> **Data for this exercise**
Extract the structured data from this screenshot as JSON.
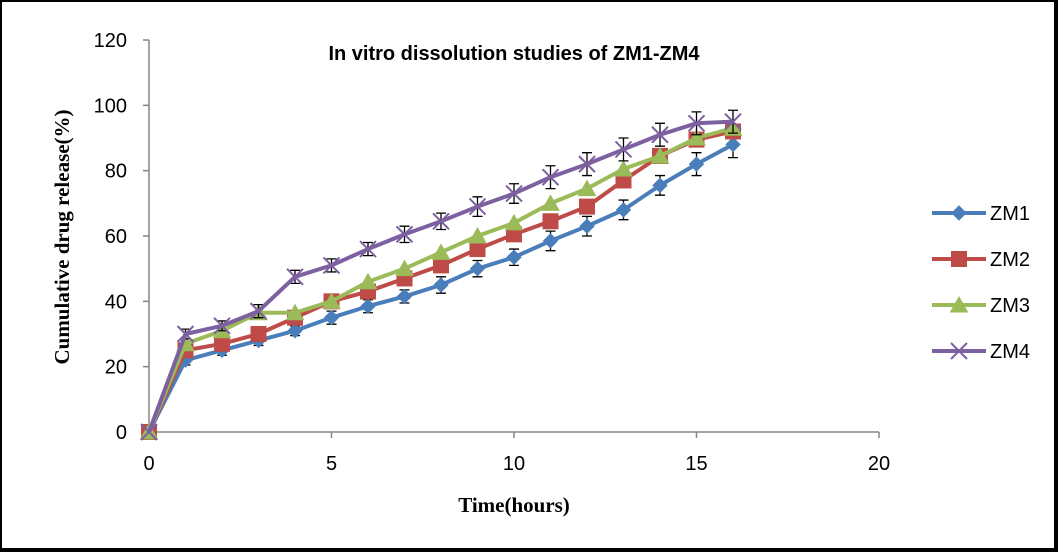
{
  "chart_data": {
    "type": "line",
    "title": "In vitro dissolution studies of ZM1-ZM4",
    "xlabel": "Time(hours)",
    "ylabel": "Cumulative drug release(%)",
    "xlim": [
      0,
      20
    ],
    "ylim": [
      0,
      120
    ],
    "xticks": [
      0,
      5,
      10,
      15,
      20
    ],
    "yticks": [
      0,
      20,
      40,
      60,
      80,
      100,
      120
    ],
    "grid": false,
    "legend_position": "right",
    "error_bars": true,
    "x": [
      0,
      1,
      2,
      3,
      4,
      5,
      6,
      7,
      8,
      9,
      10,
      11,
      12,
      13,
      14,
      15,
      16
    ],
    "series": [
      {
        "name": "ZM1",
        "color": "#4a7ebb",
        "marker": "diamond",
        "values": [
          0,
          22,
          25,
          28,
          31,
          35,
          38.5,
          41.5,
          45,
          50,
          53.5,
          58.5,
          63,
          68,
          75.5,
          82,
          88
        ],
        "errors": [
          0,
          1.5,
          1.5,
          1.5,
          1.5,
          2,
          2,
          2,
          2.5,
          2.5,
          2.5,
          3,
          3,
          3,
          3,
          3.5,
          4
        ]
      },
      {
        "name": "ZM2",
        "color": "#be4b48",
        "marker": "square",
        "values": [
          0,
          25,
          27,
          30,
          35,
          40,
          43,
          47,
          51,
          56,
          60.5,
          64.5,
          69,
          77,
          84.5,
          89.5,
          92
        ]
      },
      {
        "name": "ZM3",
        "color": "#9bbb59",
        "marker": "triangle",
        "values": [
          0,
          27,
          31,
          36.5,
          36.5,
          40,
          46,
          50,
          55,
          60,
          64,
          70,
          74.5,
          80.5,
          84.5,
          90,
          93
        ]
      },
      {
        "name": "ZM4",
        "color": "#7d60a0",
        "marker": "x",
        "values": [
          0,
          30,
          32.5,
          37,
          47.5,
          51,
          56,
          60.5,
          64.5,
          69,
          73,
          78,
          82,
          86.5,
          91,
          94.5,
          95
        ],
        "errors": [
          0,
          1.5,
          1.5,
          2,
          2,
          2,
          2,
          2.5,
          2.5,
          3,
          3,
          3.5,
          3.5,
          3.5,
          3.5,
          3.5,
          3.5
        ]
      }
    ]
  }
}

> **Problem to solve**
Take the listing above and restate it word for word, without its pictures.

> **Expected answer**
Extract the structured data from this screenshot as JSON.
{
  "chart_data": {
    "type": "line",
    "title": "In vitro dissolution studies of ZM1-ZM4",
    "xlabel": "Time(hours)",
    "ylabel": "Cumulative drug release(%)",
    "xlim": [
      0,
      20
    ],
    "ylim": [
      0,
      120
    ],
    "xticks": [
      0,
      5,
      10,
      15,
      20
    ],
    "yticks": [
      0,
      20,
      40,
      60,
      80,
      100,
      120
    ],
    "grid": false,
    "legend_position": "right",
    "error_bars": true,
    "x": [
      0,
      1,
      2,
      3,
      4,
      5,
      6,
      7,
      8,
      9,
      10,
      11,
      12,
      13,
      14,
      15,
      16
    ],
    "series": [
      {
        "name": "ZM1",
        "color": "#4a7ebb",
        "marker": "diamond",
        "values": [
          0,
          22,
          25,
          28,
          31,
          35,
          38.5,
          41.5,
          45,
          50,
          53.5,
          58.5,
          63,
          68,
          75.5,
          82,
          88
        ],
        "errors": [
          0,
          1.5,
          1.5,
          1.5,
          1.5,
          2,
          2,
          2,
          2.5,
          2.5,
          2.5,
          3,
          3,
          3,
          3,
          3.5,
          4
        ]
      },
      {
        "name": "ZM2",
        "color": "#be4b48",
        "marker": "square",
        "values": [
          0,
          25,
          27,
          30,
          35,
          40,
          43,
          47,
          51,
          56,
          60.5,
          64.5,
          69,
          77,
          84.5,
          89.5,
          92
        ]
      },
      {
        "name": "ZM3",
        "color": "#9bbb59",
        "marker": "triangle",
        "values": [
          0,
          27,
          31,
          36.5,
          36.5,
          40,
          46,
          50,
          55,
          60,
          64,
          70,
          74.5,
          80.5,
          84.5,
          90,
          93
        ]
      },
      {
        "name": "ZM4",
        "color": "#7d60a0",
        "marker": "x",
        "values": [
          0,
          30,
          32.5,
          37,
          47.5,
          51,
          56,
          60.5,
          64.5,
          69,
          73,
          78,
          82,
          86.5,
          91,
          94.5,
          95
        ],
        "errors": [
          0,
          1.5,
          1.5,
          2,
          2,
          2,
          2,
          2.5,
          2.5,
          3,
          3,
          3.5,
          3.5,
          3.5,
          3.5,
          3.5,
          3.5
        ]
      }
    ]
  }
}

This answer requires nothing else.